## INSTRUCTIONS FOR THE TASK
Reply with only the number of lines that contain the string "name".

## DATA FOR THIS EXERCISE

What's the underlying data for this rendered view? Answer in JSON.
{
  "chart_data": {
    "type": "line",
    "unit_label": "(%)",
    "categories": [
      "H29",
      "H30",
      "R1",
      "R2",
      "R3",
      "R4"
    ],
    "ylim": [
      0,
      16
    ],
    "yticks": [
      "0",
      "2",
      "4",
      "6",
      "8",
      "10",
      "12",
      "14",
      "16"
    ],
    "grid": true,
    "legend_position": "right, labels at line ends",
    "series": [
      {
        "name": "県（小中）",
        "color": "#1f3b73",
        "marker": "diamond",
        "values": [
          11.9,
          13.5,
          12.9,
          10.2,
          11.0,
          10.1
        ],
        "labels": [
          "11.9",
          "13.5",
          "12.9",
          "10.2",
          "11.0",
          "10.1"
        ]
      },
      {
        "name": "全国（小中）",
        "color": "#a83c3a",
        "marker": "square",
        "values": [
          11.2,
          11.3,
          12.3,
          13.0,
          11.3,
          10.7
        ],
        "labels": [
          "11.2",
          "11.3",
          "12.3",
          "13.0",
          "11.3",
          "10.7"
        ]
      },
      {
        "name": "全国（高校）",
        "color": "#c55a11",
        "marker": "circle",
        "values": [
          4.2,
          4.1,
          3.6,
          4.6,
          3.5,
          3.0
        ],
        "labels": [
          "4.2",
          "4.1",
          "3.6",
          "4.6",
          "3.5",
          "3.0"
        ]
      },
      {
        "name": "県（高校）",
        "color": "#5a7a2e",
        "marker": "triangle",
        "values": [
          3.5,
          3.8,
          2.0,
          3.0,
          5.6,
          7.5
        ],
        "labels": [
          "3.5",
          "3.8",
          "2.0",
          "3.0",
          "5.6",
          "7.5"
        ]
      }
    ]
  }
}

## EXPECTED OUTPUT
4